* **EXERCISE PROMPT**
Exactly as written, please set down all of the entries again, with no pictures.

* **SUPPLIED MATERIAL**
----

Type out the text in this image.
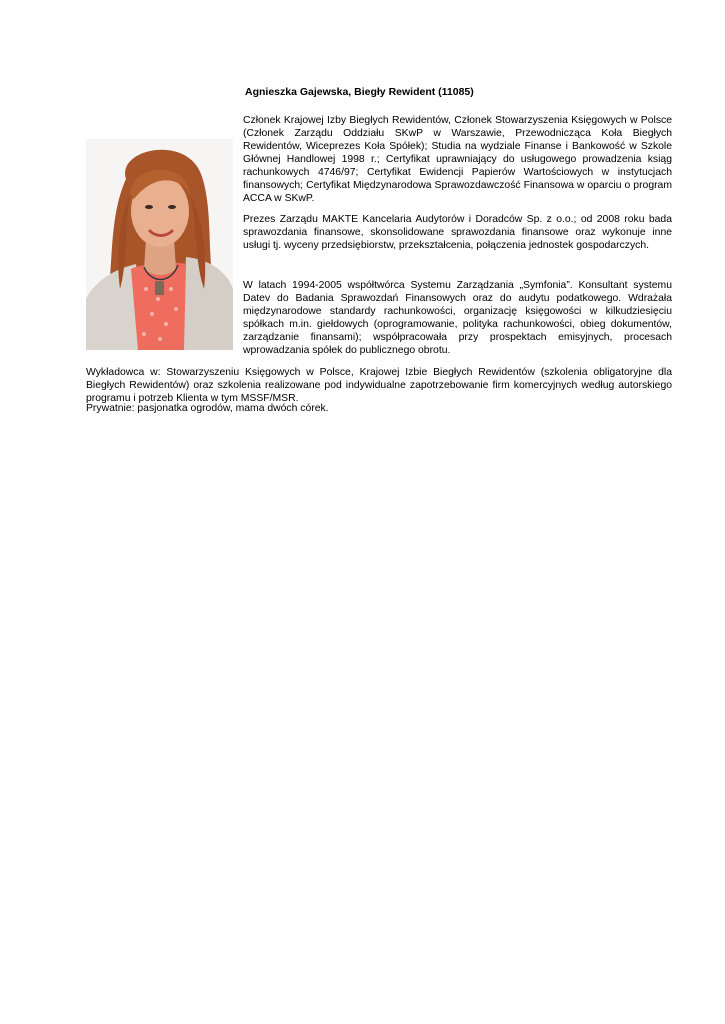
Agnieszka Gajewska, Biegły Rewident (11085)

Członek Krajowej Izby Biegłych Rewidentów, Członek Stowarzyszenia Księgowych w Polsce (Członek Zarządu Oddziału SKwP w Warszawie, Przewodnicząca Koła Biegłych Rewidentów, Wiceprezes Koła Spółek); Studia na wydziale Finanse i Bankowość w Szkole Głównej Handlowej 1998 r.; Certyfikat uprawniający do usługowego prowadzenia ksiąg rachunkowych 4746/97; Certyfikat Ewidencji Papierów Wartościowych w instytucjach finansowych; Certyfikat Międzynarodowa Sprawozdawczość Finansowa w oparciu o program ACCA w SKwP.

Prezes Zarządu MAKTE Kancelaria Audytorów i Doradców Sp. z o.o.; od 2008 roku bada sprawozdania finansowe, skonsolidowane sprawozdania finansowe oraz wykonuje inne usługi tj. wyceny przedsiębiorstw, przekształcenia, połączenia jednostek gospodarczych.

W latach 1994-2005 współtwórca Systemu Zarządzania „Symfonia”. Konsultant systemu Datev do Badania Sprawozdań Finansowych oraz do audytu podatkowego. Wdrażała międzynarodowe standardy rachunkowości, organizację księgowości w kilkudziesięciu spółkach m.in. giełdowych (oprogramowanie, polityka rachunkowości, obieg dokumentów, zarządzanie finansami); współpracowała przy prospektach emisyjnych, procesach wprowadzania spółek do publicznego obrotu.

Wykładowca w: Stowarzyszeniu Księgowych w Polsce, Krajowej Izbie Biegłych Rewidentów (szkolenia obligatoryjne dla Biegłych Rewidentów) oraz szkolenia realizowane pod indywidualne zapotrzebowanie firm komercyjnych według autorskiego programu i potrzeb Klienta w tym MSSF/MSR.

Prywatnie: pasjonatka ogrodów, mama dwóch córek.
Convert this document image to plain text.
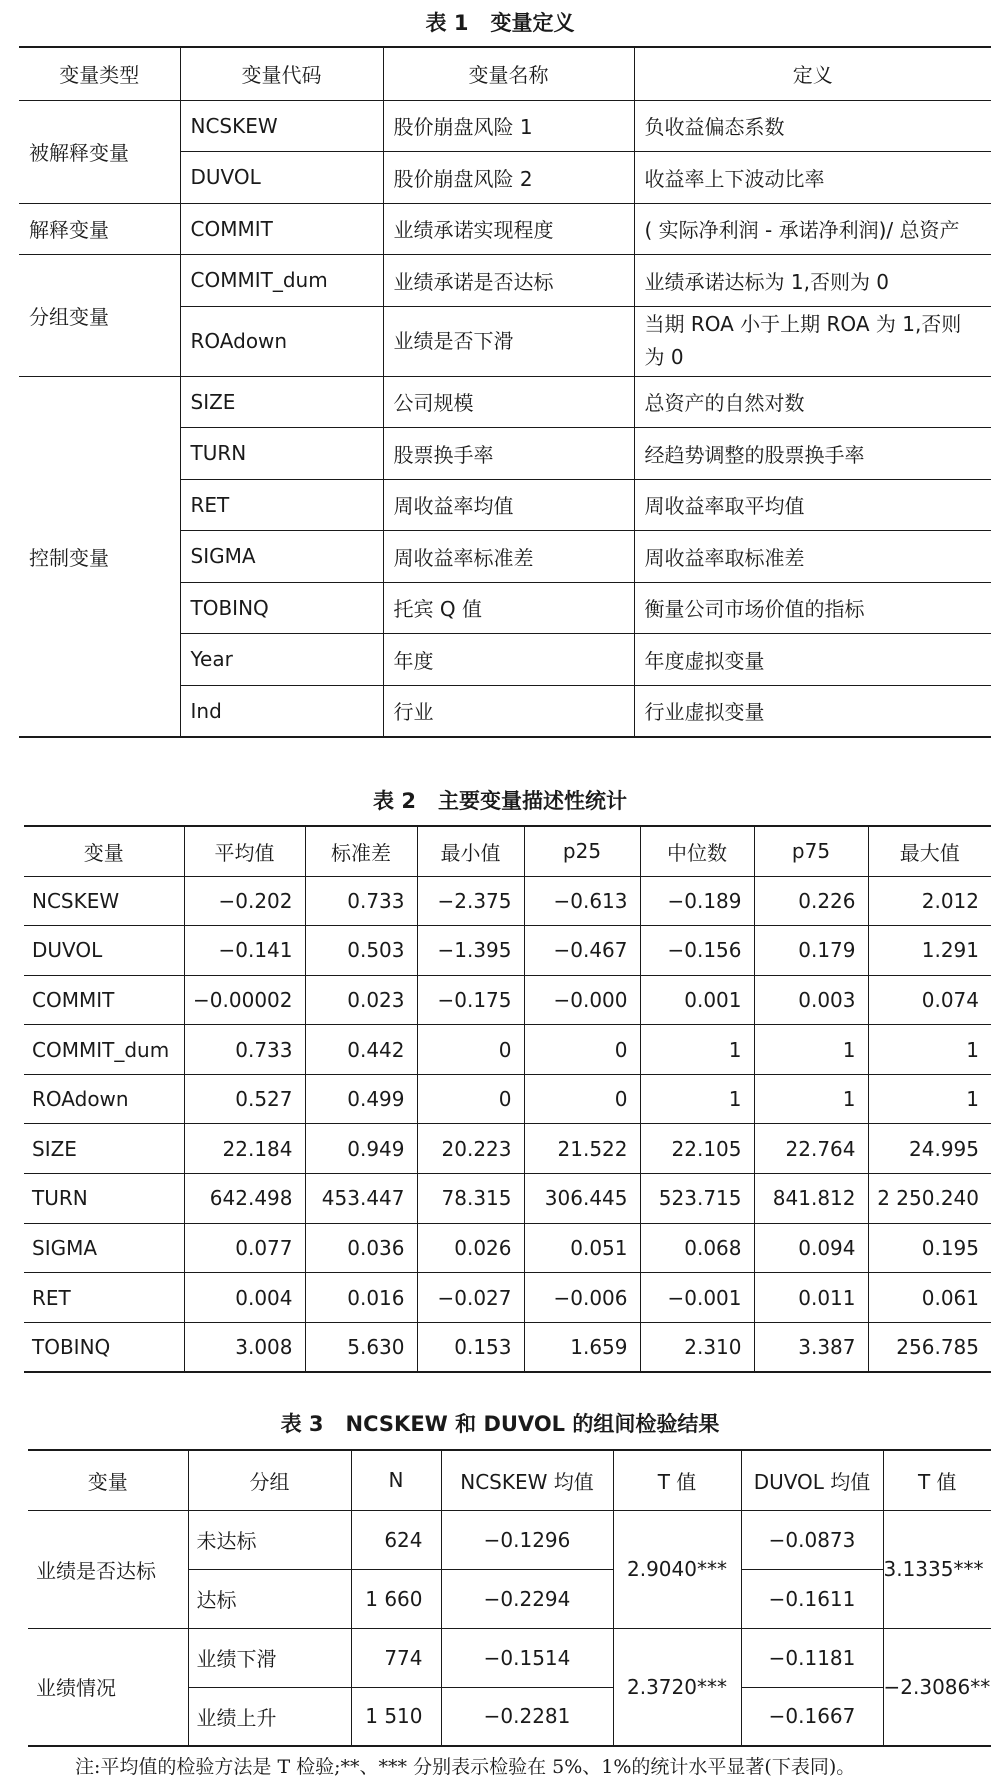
表 1 变量定义
变量类型	变量代码	变量名称	定义
被解释变量	NCSKEW	股价崩盘风险 1	负收益偏态系数
	DUVOL	股价崩盘风险 2	收益率上下波动比率
解释变量	COMMIT	业绩承诺实现程度	( 实际净利润 - 承诺净利润)/ 总资产
分组变量	COMMIT_dum	业绩承诺是否达标	业绩承诺达标为 1,否则为 0
	ROAdown	业绩是否下滑	当期 ROA 小于上期 ROA 为 1,否则为 0
控制变量	SIZE	公司规模	总资产的自然对数
	TURN	股票换手率	经趋势调整的股票换手率
	RET	周收益率均值	周收益率取平均值
	SIGMA	周收益率标准差	周收益率取标准差
	TOBINQ	托宾 Q 值	衡量公司市场价值的指标
	Year	年度	年度虚拟变量
	Ind	行业	行业虚拟变量
表 2 主要变量描述性统计
变量	平均值	标准差	最小值	p25	中位数	p75	最大值
NCSKEW	−0.202	0.733	−2.375	−0.613	−0.189	0.226	2.012
DUVOL	−0.141	0.503	−1.395	−0.467	−0.156	0.179	1.291
COMMIT	−0.00002	0.023	−0.175	−0.000	0.001	0.003	0.074
COMMIT_dum	0.733	0.442	0	0	1	1	1
ROAdown	0.527	0.499	0	0	1	1	1
SIZE	22.184	0.949	20.223	21.522	22.105	22.764	24.995
TURN	642.498	453.447	78.315	306.445	523.715	841.812	2 250.240
SIGMA	0.077	0.036	0.026	0.051	0.068	0.094	0.195
RET	0.004	0.016	−0.027	−0.006	−0.001	0.011	0.061
TOBINQ	3.008	5.630	0.153	1.659	2.310	3.387	256.785
表 3 NCSKEW 和 DUVOL 的组间检验结果
变量	分组	N	NCSKEW 均值	T 值	DUVOL 均值	T 值
业绩是否达标	未达标	624	−0.1296	2.9040***	−0.0873	3.1335***
	达标	1 660	−0.2294		−0.1611	
业绩情况	业绩下滑	774	−0.1514	2.3720***	−0.1181	−2.3086**
	业绩上升	1 510	−0.2281		−0.1667	
注:平均值的检验方法是 T 检验;**、*** 分别表示检验在 5%、1%的统计水平显著(下表同)。
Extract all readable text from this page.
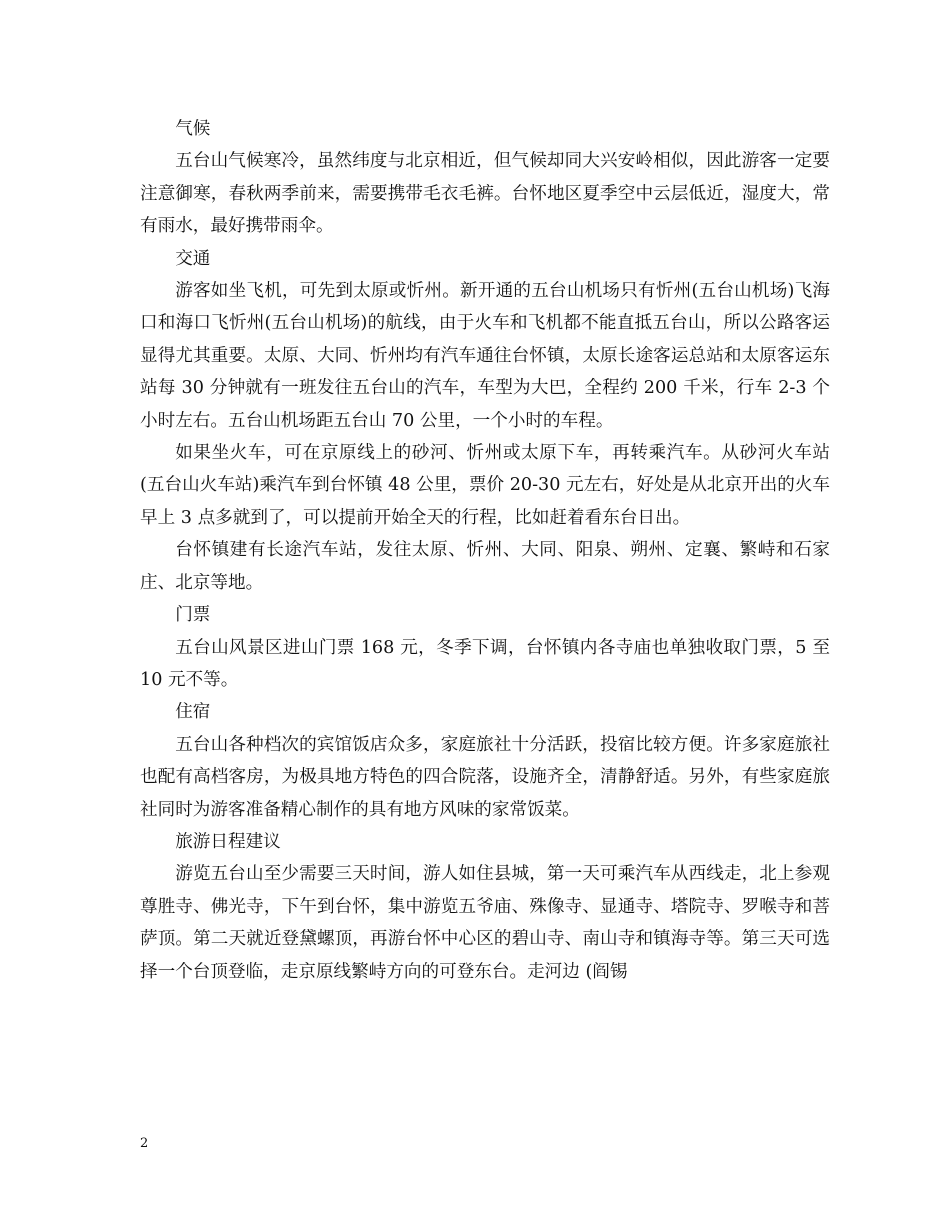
气候

五台山气候寒冷，虽然纬度与北京相近，但气候却同大兴安岭相似，因此游客一定要注意御寒，春秋两季前来，需要携带毛衣毛裤。台怀地区夏季空中云层低近，湿度大，常有雨水，最好携带雨伞。

交通

游客如坐飞机，可先到太原或忻州。新开通的五台山机场只有忻州(五台山机场)飞海口和海口飞忻州(五台山机场)的航线，由于火车和飞机都不能直抵五台山，所以公路客运显得尤其重要。太原、大同、忻州均有汽车通往台怀镇，太原长途客运总站和太原客运东站每 30 分钟就有一班发往五台山的汽车，车型为大巴，全程约 200 千米，行车 2-3 个小时左右。五台山机场距五台山 70 公里，一个小时的车程。

如果坐火车，可在京原线上的砂河、忻州或太原下车，再转乘汽车。从砂河火车站(五台山火车站)乘汽车到台怀镇 48 公里，票价 20-30 元左右，好处是从北京开出的火车早上 3 点多就到了，可以提前开始全天的行程，比如赶着看东台日出。

台怀镇建有长途汽车站，发往太原、忻州、大同、阳泉、朔州、定襄、繁峙和石家庄、北京等地。

门票

五台山风景区进山门票 168 元，冬季下调，台怀镇内各寺庙也单独收取门票，5 至 10 元不等。

住宿

五台山各种档次的宾馆饭店众多，家庭旅社十分活跃，投宿比较方便。许多家庭旅社也配有高档客房，为极具地方特色的四合院落，设施齐全，清静舒适。另外，有些家庭旅社同时为游客准备精心制作的具有地方风味的家常饭菜。

旅游日程建议

游览五台山至少需要三天时间，游人如住县城，第一天可乘汽车从西线走，北上参观尊胜寺、佛光寺，下午到台怀，集中游览五爷庙、殊像寺、显通寺、塔院寺、罗喉寺和菩萨顶。第二天就近登黛螺顶，再游台怀中心区的碧山寺、南山寺和镇海寺等。第三天可选择一个台顶登临，走京原线繁峙方向的可登东台。走河边 (阎锡

2
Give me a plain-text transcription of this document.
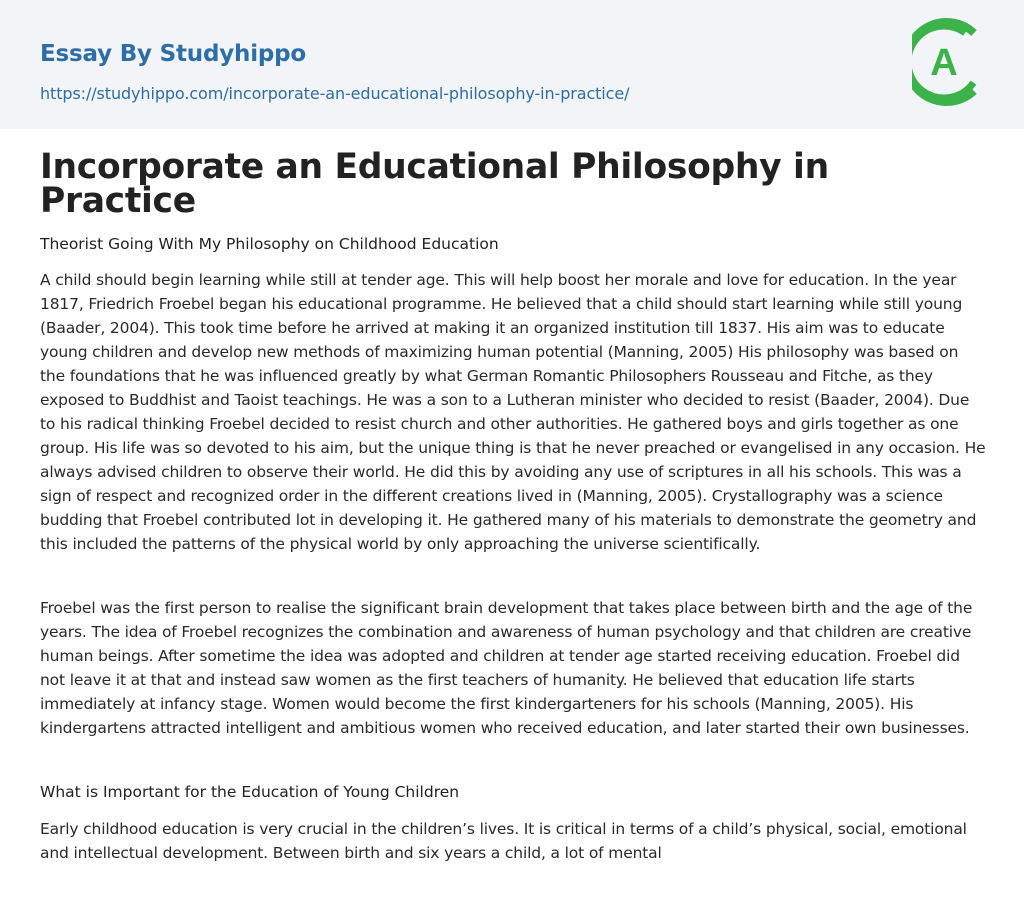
Essay By Studyhippo
https://studyhippo.com/incorporate-an-educational-philosophy-in-practice/
A
Incorporate an Educational Philosophy in Practice

Theorist Going With My Philosophy on Childhood Education

A child should begin learning while still at tender age. This will help boost her morale and love for education. In the year 1817, Friedrich Froebel began his educational programme. He believed that a child should start learning while still young (Baader, 2004). This took time before he arrived at making it an organized institution till 1837. His aim was to educate young children and develop new methods of maximizing human potential (Manning, 2005) His philosophy was based on the foundations that he was influenced greatly by what German Romantic Philosophers Rousseau and Fitche, as they exposed to Buddhist and Taoist teachings. He was a son to a Lutheran minister who decided to resist (Baader, 2004). Due to his radical thinking Froebel decided to resist church and other authorities. He gathered boys and girls together as one group. His life was so devoted to his aim, but the unique thing is that he never preached or evangelised in any occasion. He always advised children to observe their world. He did this by avoiding any use of scriptures in all his schools. This was a sign of respect and recognized order in the different creations lived in (Manning, 2005). Crystallography was a science budding that Froebel contributed lot in developing it. He gathered many of his materials to demonstrate the geometry and this included the patterns of the physical world by only approaching the universe scientifically.

Froebel was the first person to realise the significant brain development that takes place between birth and the age of the years. The idea of Froebel recognizes the combination and awareness of human psychology and that children are creative human beings. After sometime the idea was adopted and children at tender age started receiving education. Froebel did not leave it at that and instead saw women as the first teachers of humanity. He believed that education life starts immediately at infancy stage. Women would become the first kindergarteners for his schools (Manning, 2005). His kindergartens attracted intelligent and ambitious women who received education, and later started their own businesses.

What is Important for the Education of Young Children

Early childhood education is very crucial in the children’s lives. It is critical in terms of a child’s physical, social, emotional and intellectual development. Between birth and six years a child, a lot of mental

----

* **COMPLETE OUTPUT**
Type out the text in this image.
Agnieszka Gajewska, Biegły Rewident (11085)

Członek Krajowej Izby Biegłych Rewidentów, Członek Stowarzyszenia Księgowych w Polsce (Członek Zarządu Oddziału SKwP w Warszawie, Przewodnicząca Koła Biegłych Rewidentów, Wiceprezes Koła Spółek); Studia na wydziale Finanse i Bankowość w Szkole Głównej Handlowej 1998 r.; Certyfikat uprawniający do usługowego prowadzenia ksiąg rachunkowych 4746/97; Certyfikat Ewidencji Papierów Wartościowych w instytucjach finansowych; Certyfikat Międzynarodowa Sprawozdawczość Finansowa w oparciu o program ACCA w SKwP.

Prezes Zarządu MAKTE Kancelaria Audytorów i Doradców Sp. z o.o.; od 2008 roku bada sprawozdania finansowe, skonsolidowane sprawozdania finansowe oraz wykonuje inne usługi tj. wyceny przedsiębiorstw, przekształcenia, połączenia jednostek gospodarczych.

W latach 1994-2005 współtwórca Systemu Zarządzania „Symfonia”. Konsultant systemu Datev do Badania Sprawozdań Finansowych oraz do audytu podatkowego. Wdrażała międzynarodowe standardy rachunkowości, organizację księgowości w kilkudziesięciu spółkach m.in. giełdowych (oprogramowanie, polityka rachunkowości, obieg dokumentów, zarządzanie finansami); współpracowała przy prospektach emisyjnych, procesach wprowadzania spółek do publicznego obrotu.

Wykładowca w: Stowarzyszeniu Księgowych w Polsce, Krajowej Izbie Biegłych Rewidentów (szkolenia obligatoryjne dla Biegłych Rewidentów) oraz szkolenia realizowane pod indywidualne zapotrzebowanie firm komercyjnych według autorskiego programu i potrzeb Klienta w tym MSSF/MSR.

Prywatnie: pasjonatka ogrodów, mama dwóch córek.
Convert this document image to plain text.
表 1 变量定义
变量类型	变量代码	变量名称	定义
被解释变量	NCSKEW	股价崩盘风险 1	负收益偏态系数
	DUVOL	股价崩盘风险 2	收益率上下波动比率
解释变量	COMMIT	业绩承诺实现程度	( 实际净利润 - 承诺净利润)/ 总资产
分组变量	COMMIT_dum	业绩承诺是否达标	业绩承诺达标为 1,否则为 0
	ROAdown	业绩是否下滑	当期 ROA 小于上期 ROA 为 1,否则为 0
控制变量	SIZE	公司规模	总资产的自然对数
	TURN	股票换手率	经趋势调整的股票换手率
	RET	周收益率均值	周收益率取平均值
	SIGMA	周收益率标准差	周收益率取标准差
	TOBINQ	托宾 Q 值	衡量公司市场价值的指标
	Year	年度	年度虚拟变量
	Ind	行业	行业虚拟变量
表 2 主要变量描述性统计
变量	平均值	标准差	最小值	p25	中位数	p75	最大值
NCSKEW	−0.202	0.733	−2.375	−0.613	−0.189	0.226	2.012
DUVOL	−0.141	0.503	−1.395	−0.467	−0.156	0.179	1.291
COMMIT	−0.00002	0.023	−0.175	−0.000	0.001	0.003	0.074
COMMIT_dum	0.733	0.442	0	0	1	1	1
ROAdown	0.527	0.499	0	0	1	1	1
SIZE	22.184	0.949	20.223	21.522	22.105	22.764	24.995
TURN	642.498	453.447	78.315	306.445	523.715	841.812	2 250.240
SIGMA	0.077	0.036	0.026	0.051	0.068	0.094	0.195
RET	0.004	0.016	−0.027	−0.006	−0.001	0.011	0.061
TOBINQ	3.008	5.630	0.153	1.659	2.310	3.387	256.785
表 3 NCSKEW 和 DUVOL 的组间检验结果
变量	分组	N	NCSKEW 均值	T 值	DUVOL 均值	T 值
业绩是否达标	未达标	624	−0.1296	2.9040***	−0.0873	3.1335***
	达标	1 660	−0.2294		−0.1611	
业绩情况	业绩下滑	774	−0.1514	2.3720***	−0.1181	−2.3086**
	业绩上升	1 510	−0.2281		−0.1667	
注:平均值的检验方法是 T 检验;**、*** 分别表示检验在 5%、1%的统计水平显著(下表同)。
Extract all readable text from this page.
气候

五台山气候寒冷，虽然纬度与北京相近，但气候却同大兴安岭相似，因此游客一定要注意御寒，春秋两季前来，需要携带毛衣毛裤。台怀地区夏季空中云层低近，湿度大，常有雨水，最好携带雨伞。

交通

游客如坐飞机，可先到太原或忻州。新开通的五台山机场只有忻州(五台山机场)飞海口和海口飞忻州(五台山机场)的航线，由于火车和飞机都不能直抵五台山，所以公路客运显得尤其重要。太原、大同、忻州均有汽车通往台怀镇，太原长途客运总站和太原客运东站每 30 分钟就有一班发往五台山的汽车，车型为大巴，全程约 200 千米，行车 2-3 个小时左右。五台山机场距五台山 70 公里，一个小时的车程。

如果坐火车，可在京原线上的砂河、忻州或太原下车，再转乘汽车。从砂河火车站(五台山火车站)乘汽车到台怀镇 48 公里，票价 20-30 元左右，好处是从北京开出的火车早上 3 点多就到了，可以提前开始全天的行程，比如赶着看东台日出。

台怀镇建有长途汽车站，发往太原、忻州、大同、阳泉、朔州、定襄、繁峙和石家庄、北京等地。

门票

五台山风景区进山门票 168 元，冬季下调，台怀镇内各寺庙也单独收取门票，5 至 10 元不等。

住宿

五台山各种档次的宾馆饭店众多，家庭旅社十分活跃，投宿比较方便。许多家庭旅社也配有高档客房，为极具地方特色的四合院落，设施齐全，清静舒适。另外，有些家庭旅社同时为游客准备精心制作的具有地方风味的家常饭菜。

旅游日程建议

游览五台山至少需要三天时间，游人如住县城，第一天可乘汽车从西线走，北上参观尊胜寺、佛光寺，下午到台怀，集中游览五爷庙、殊像寺、显通寺、塔院寺、罗喉寺和菩萨顶。第二天就近登黛螺顶，再游台怀中心区的碧山寺、南山寺和镇海寺等。第三天可选择一个台顶登临，走京原线繁峙方向的可登东台。走河边 (阎锡

2
Give me a plain-text transcription of this document.
Essay By Studyhippo
https://studyhippo.com/incorporate-an-educational-philosophy-in-practice/
A
Incorporate an Educational Philosophy in Practice

Theorist Going With My Philosophy on Childhood Education

A child should begin learning while still at tender age. This will help boost her morale and love for education. In the year 1817, Friedrich Froebel began his educational programme. He believed that a child should start learning while still young (Baader, 2004). This took time before he arrived at making it an organized institution till 1837. His aim was to educate young children and develop new methods of maximizing human potential (Manning, 2005) His philosophy was based on the foundations that he was influenced greatly by what German Romantic Philosophers Rousseau and Fitche, as they exposed to Buddhist and Taoist teachings. He was a son to a Lutheran minister who decided to resist (Baader, 2004). Due to his radical thinking Froebel decided to resist church and other authorities. He gathered boys and girls together as one group. His life was so devoted to his aim, but the unique thing is that he never preached or evangelised in any occasion. He always advised children to observe their world. He did this by avoiding any use of scriptures in all his schools. This was a sign of respect and recognized order in the different creations lived in (Manning, 2005). Crystallography was a science budding that Froebel contributed lot in developing it. He gathered many of his materials to demonstrate the geometry and this included the patterns of the physical world by only approaching the universe scientifically.

Froebel was the first person to realise the significant brain development that takes place between birth and the age of the years. The idea of Froebel recognizes the combination and awareness of human psychology and that children are creative human beings. After sometime the idea was adopted and children at tender age started receiving education. Froebel did not leave it at that and instead saw women as the first teachers of humanity. He believed that education life starts immediately at infancy stage. Women would become the first kindergarteners for his schools (Manning, 2005). His kindergartens attracted intelligent and ambitious women who received education, and later started their own businesses.

What is Important for the Education of Young Children

Early childhood education is very crucial in the children’s lives. It is critical in terms of a child’s physical, social, emotional and intellectual development. Between birth and six years a child, a lot of mental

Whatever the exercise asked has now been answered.